=== THE INPUT ===

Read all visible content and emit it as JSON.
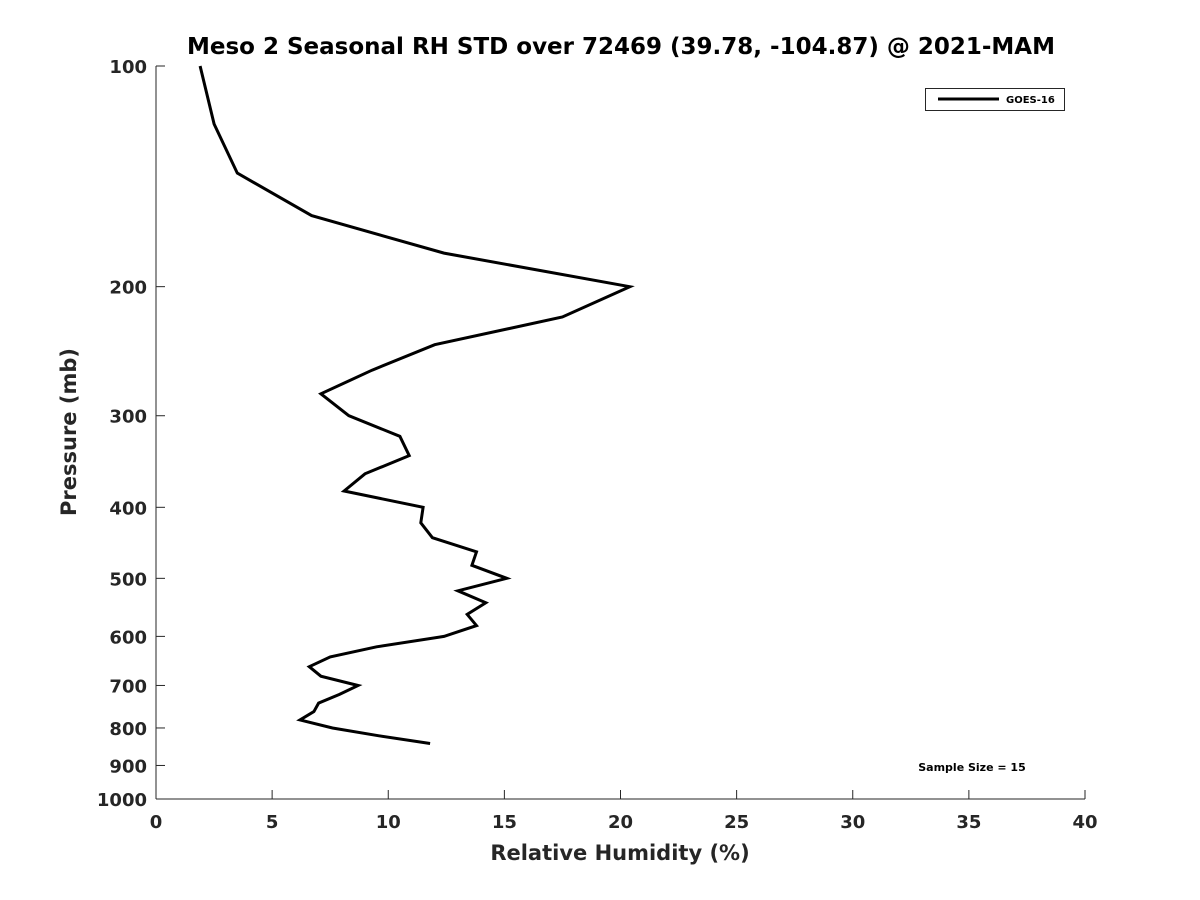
{
  "chart_data": {
    "type": "line",
    "title": "Meso 2 Seasonal RH STD over 72469 (39.78, -104.87) @ 2021-MAM",
    "xlabel": "Relative Humidity (%)",
    "ylabel": "Pressure (mb)",
    "xlim": [
      0,
      40
    ],
    "ylim": [
      100,
      1000
    ],
    "yscale": "log",
    "yreversed": true,
    "grid": false,
    "x_ticks": [
      "0",
      "5",
      "10",
      "15",
      "20",
      "25",
      "30",
      "35",
      "40"
    ],
    "y_ticks": [
      "100",
      "200",
      "300",
      "400",
      "500",
      "600",
      "700",
      "800",
      "900",
      "1000"
    ],
    "legend": {
      "placement": "top-right",
      "entries": [
        "GOES-16"
      ]
    },
    "annotation": "Sample Size = 15",
    "series": [
      {
        "name": "GOES-16",
        "color": "#000000",
        "points": [
          [
            1.9,
            100
          ],
          [
            2.5,
            120
          ],
          [
            3.5,
            140
          ],
          [
            6.7,
            160
          ],
          [
            12.4,
            180
          ],
          [
            20.4,
            200
          ],
          [
            17.5,
            220
          ],
          [
            12.0,
            240
          ],
          [
            9.3,
            260
          ],
          [
            7.1,
            280
          ],
          [
            8.3,
            300
          ],
          [
            10.5,
            320
          ],
          [
            10.9,
            340
          ],
          [
            9.0,
            360
          ],
          [
            8.1,
            380
          ],
          [
            11.5,
            400
          ],
          [
            11.4,
            420
          ],
          [
            11.9,
            440
          ],
          [
            13.8,
            460
          ],
          [
            13.6,
            480
          ],
          [
            15.1,
            500
          ],
          [
            13.0,
            520
          ],
          [
            14.2,
            540
          ],
          [
            13.4,
            560
          ],
          [
            13.8,
            580
          ],
          [
            12.4,
            600
          ],
          [
            9.5,
            620
          ],
          [
            7.5,
            640
          ],
          [
            6.6,
            660
          ],
          [
            7.1,
            680
          ],
          [
            8.7,
            700
          ],
          [
            7.9,
            720
          ],
          [
            7.0,
            740
          ],
          [
            6.8,
            760
          ],
          [
            6.2,
            780
          ],
          [
            7.6,
            800
          ],
          [
            9.6,
            820
          ],
          [
            11.8,
            840
          ]
        ]
      }
    ]
  }
}
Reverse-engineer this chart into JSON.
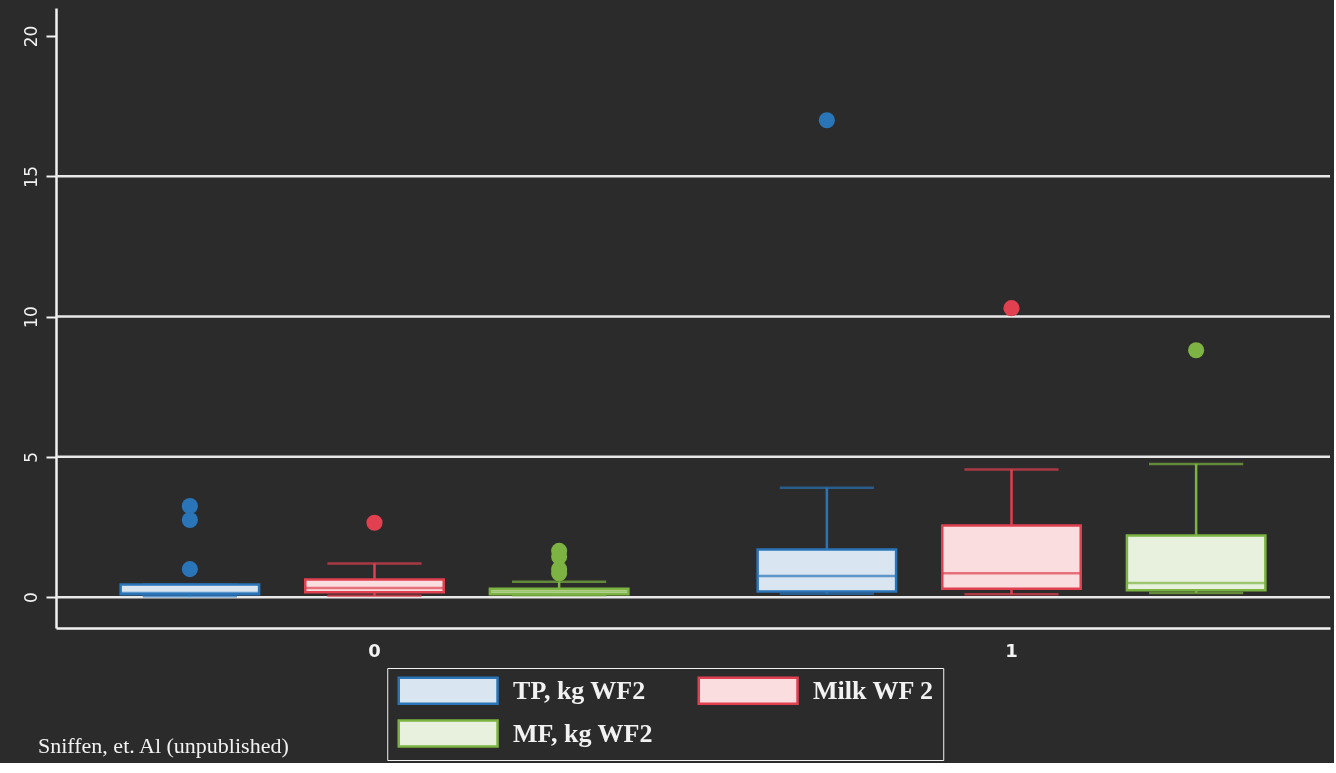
{
  "chart_data": {
    "type": "box",
    "categories": [
      "0",
      "1"
    ],
    "series": [
      {
        "name": "TP, kg WF2",
        "color": "#2a74b8",
        "boxes": [
          {
            "low": 0.03,
            "q1": 0.1,
            "median": 0.15,
            "q3": 0.45,
            "high": 0.45,
            "outliers": [
              3.25,
              2.75,
              1.0
            ]
          },
          {
            "low": 0.12,
            "q1": 0.2,
            "median": 0.75,
            "q3": 1.7,
            "high": 3.9,
            "outliers": [
              17.0
            ]
          }
        ]
      },
      {
        "name": "Milk WF 2",
        "color": "#e0404f",
        "boxes": [
          {
            "low": 0.05,
            "q1": 0.17,
            "median": 0.33,
            "q3": 0.63,
            "high": 1.2,
            "outliers": [
              2.65
            ]
          },
          {
            "low": 0.1,
            "q1": 0.3,
            "median": 0.85,
            "q3": 2.55,
            "high": 4.55,
            "outliers": [
              10.3
            ]
          }
        ]
      },
      {
        "name": "MF, kg WF2",
        "color": "#7cb342",
        "boxes": [
          {
            "low": 0.07,
            "q1": 0.1,
            "median": 0.2,
            "q3": 0.3,
            "high": 0.55,
            "outliers": [
              1.65,
              1.45,
              1.0,
              0.85
            ]
          },
          {
            "low": 0.15,
            "q1": 0.25,
            "median": 0.5,
            "q3": 2.2,
            "high": 4.75,
            "outliers": [
              8.8
            ]
          }
        ]
      }
    ],
    "ylim": [
      -1.1,
      21
    ],
    "yticks": [
      0,
      5,
      10,
      15,
      20
    ],
    "ref_lines": [
      {
        "axis": "y",
        "value": 0,
        "color": "#e8e8e8"
      },
      {
        "axis": "y",
        "value": 5,
        "color": "#e8e8e8"
      },
      {
        "axis": "y",
        "value": 10,
        "color": "#e8e8e8"
      },
      {
        "axis": "y",
        "value": 15,
        "color": "#e8e8e8"
      }
    ],
    "legend": "bottom",
    "annotations": [
      "Sniffen, et. Al (unpublished)"
    ]
  }
}
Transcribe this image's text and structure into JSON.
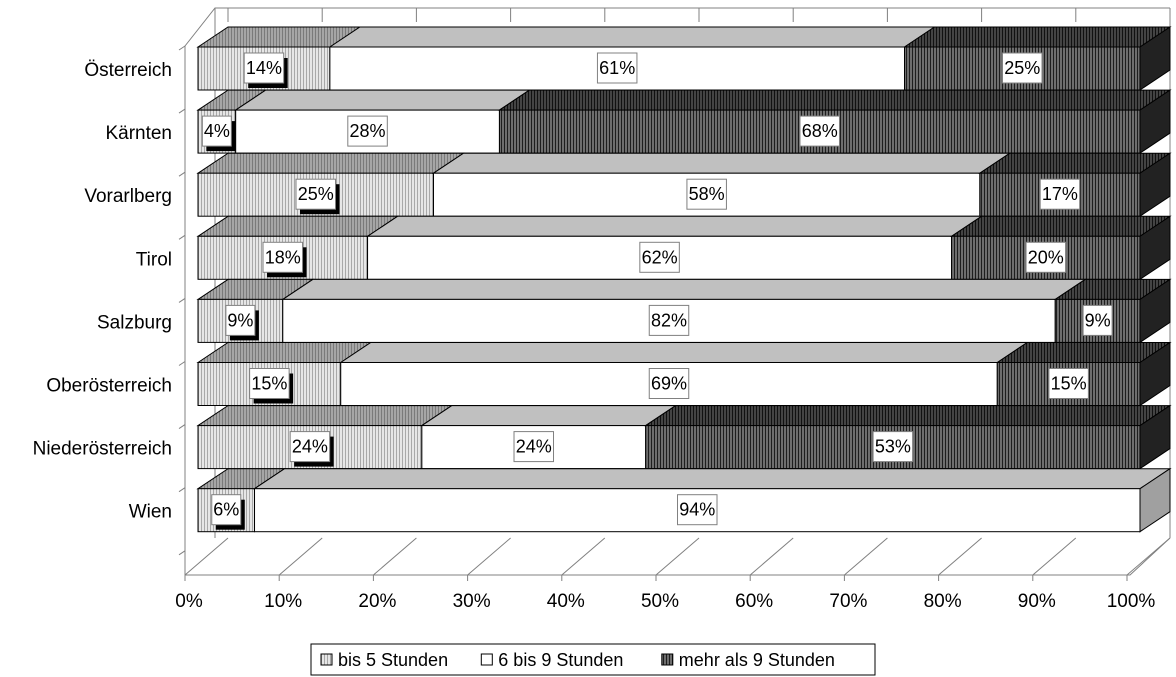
{
  "chart_data": {
    "type": "bar",
    "orientation": "horizontal",
    "stacked": "percent",
    "three_d": true,
    "categories": [
      "Österreich",
      "Kärnten",
      "Vorarlberg",
      "Tirol",
      "Salzburg",
      "Oberösterreich",
      "Niederösterreich",
      "Wien"
    ],
    "series": [
      {
        "name": "bis 5 Stunden",
        "values": [
          14,
          4,
          25,
          18,
          9,
          15,
          24,
          6
        ],
        "labels": [
          "14%",
          "4%",
          "25%",
          "18%",
          "9%",
          "15%",
          "24%",
          "6%"
        ],
        "color": "#d9d9d9",
        "pattern": "fine-vertical-light"
      },
      {
        "name": "6 bis 9 Stunden",
        "values": [
          61,
          28,
          58,
          62,
          82,
          69,
          24,
          94
        ],
        "labels": [
          "61%",
          "28%",
          "58%",
          "62%",
          "82%",
          "69%",
          "24%",
          "94%"
        ],
        "color": "#ffffff",
        "pattern": "none"
      },
      {
        "name": "mehr als 9 Stunden",
        "values": [
          25,
          68,
          17,
          20,
          9,
          15,
          53,
          0
        ],
        "labels": [
          "25%",
          "68%",
          "17%",
          "20%",
          "9%",
          "15%",
          "53%",
          ""
        ],
        "color": "#3c3c3c",
        "pattern": "vertical-dark"
      }
    ],
    "xlim": [
      0,
      100
    ],
    "x_ticks": [
      "0%",
      "10%",
      "20%",
      "30%",
      "40%",
      "50%",
      "60%",
      "70%",
      "80%",
      "90%",
      "100%"
    ],
    "grid": "vertical",
    "legend_position": "bottom",
    "title": "",
    "xlabel": "",
    "ylabel": ""
  }
}
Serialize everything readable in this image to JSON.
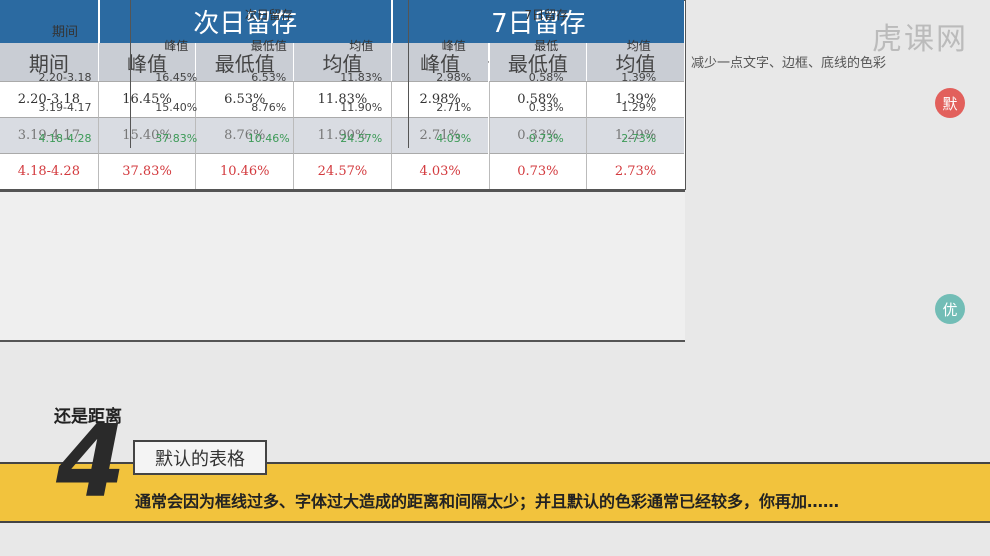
{
  "watermark": "虎课网",
  "note": "改小一点文字的字号，并调整对齐方式；减少一点文字、边框、底线的色彩",
  "table_default": {
    "badge": "默",
    "groups": [
      "次日留存",
      "7日留存"
    ],
    "headers": [
      "期间",
      "峰值",
      "最低值",
      "均值",
      "峰值",
      "最低值",
      "均值"
    ],
    "rows": [
      [
        "2.20-3.18",
        "16.45%",
        "6.53%",
        "11.83%",
        "2.98%",
        "0.58%",
        "1.39%"
      ],
      [
        "3.19-4.17",
        "15.40%",
        "8.76%",
        "11.90%",
        "2.71%",
        "0.33%",
        "1.29%"
      ],
      [
        "4.18-4.28",
        "37.83%",
        "10.46%",
        "24.57%",
        "4.03%",
        "0.73%",
        "2.73%"
      ]
    ]
  },
  "table_optimized": {
    "badge": "优",
    "period_header": "期间",
    "groups": [
      "次日留存",
      "7日留存"
    ],
    "headers": [
      "峰值",
      "最低值",
      "均值",
      "峰值",
      "最低",
      "均值"
    ],
    "rows": [
      [
        "2.20-3.18",
        "16.45%",
        "6.53%",
        "11.83%",
        "2.98%",
        "0.58%",
        "1.39%"
      ],
      [
        "3.19-4.17",
        "15.40%",
        "8.76%",
        "11.90%",
        "2.71%",
        "0.33%",
        "1.29%"
      ],
      [
        "4.18-4.28",
        "37.83%",
        "10.46%",
        "24.57%",
        "4.03%",
        "0.73%",
        "2.73%"
      ]
    ]
  },
  "footer": {
    "section_label": "还是距离",
    "section_number": "4",
    "section_title": "默认的表格",
    "caption": "通常会因为框线过多、字体过大造成的距离和间隔太少；并且默认的色彩通常已经较多，你再加……"
  }
}
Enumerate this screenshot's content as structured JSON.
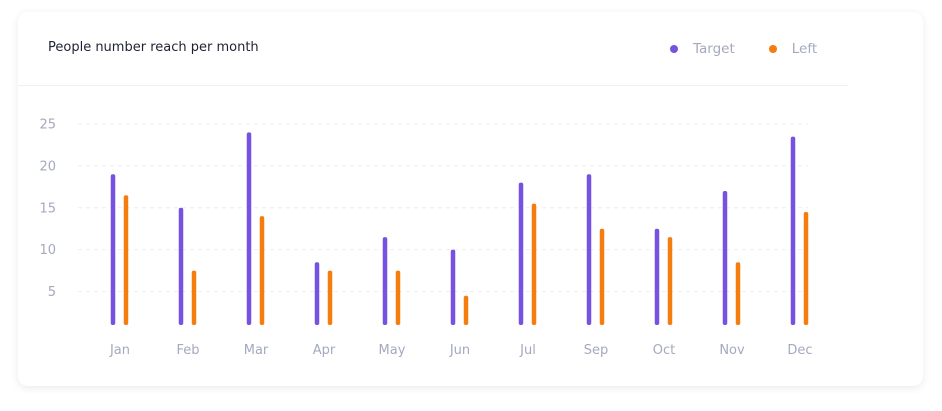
{
  "card": {
    "title": "People number reach per month"
  },
  "legend": [
    {
      "name": "Target",
      "color": "#7553e0"
    },
    {
      "name": "Left",
      "color": "#f57c0e"
    }
  ],
  "chart_data": {
    "type": "bar",
    "title": "People number reach per month",
    "xlabel": "",
    "ylabel": "",
    "categories": [
      "Jan",
      "Feb",
      "Mar",
      "Apr",
      "May",
      "Jun",
      "Jul",
      "Sep",
      "Oct",
      "Nov",
      "Dec"
    ],
    "series": [
      {
        "name": "Target",
        "color": "#7553e0",
        "values": [
          19,
          15,
          24,
          8.5,
          11.5,
          10,
          18,
          19,
          12.5,
          17,
          23.5
        ]
      },
      {
        "name": "Left",
        "color": "#f57c0e",
        "values": [
          16.5,
          7.5,
          14,
          7.5,
          7.5,
          4.5,
          15.5,
          12.5,
          11.5,
          8.5,
          14.5
        ]
      }
    ],
    "yticks": [
      5,
      10,
      15,
      20,
      25
    ],
    "ylim": [
      1,
      25
    ],
    "grid": true,
    "legend_position": "top-right"
  }
}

===

Nothing but the lines from the one holding "Enumerate this screenshot's" to the end of the entries above should be echoed, exactly and with both ends included; omit the pictures.

Enumerate this screenshot's content as structured JSON.
{
  "card": {
    "title": "People number reach per month"
  },
  "legend": [
    {
      "name": "Target",
      "color": "#7553e0"
    },
    {
      "name": "Left",
      "color": "#f57c0e"
    }
  ],
  "chart_data": {
    "type": "bar",
    "title": "People number reach per month",
    "xlabel": "",
    "ylabel": "",
    "categories": [
      "Jan",
      "Feb",
      "Mar",
      "Apr",
      "May",
      "Jun",
      "Jul",
      "Sep",
      "Oct",
      "Nov",
      "Dec"
    ],
    "series": [
      {
        "name": "Target",
        "color": "#7553e0",
        "values": [
          19,
          15,
          24,
          8.5,
          11.5,
          10,
          18,
          19,
          12.5,
          17,
          23.5
        ]
      },
      {
        "name": "Left",
        "color": "#f57c0e",
        "values": [
          16.5,
          7.5,
          14,
          7.5,
          7.5,
          4.5,
          15.5,
          12.5,
          11.5,
          8.5,
          14.5
        ]
      }
    ],
    "yticks": [
      5,
      10,
      15,
      20,
      25
    ],
    "ylim": [
      1,
      25
    ],
    "grid": true,
    "legend_position": "top-right"
  }
}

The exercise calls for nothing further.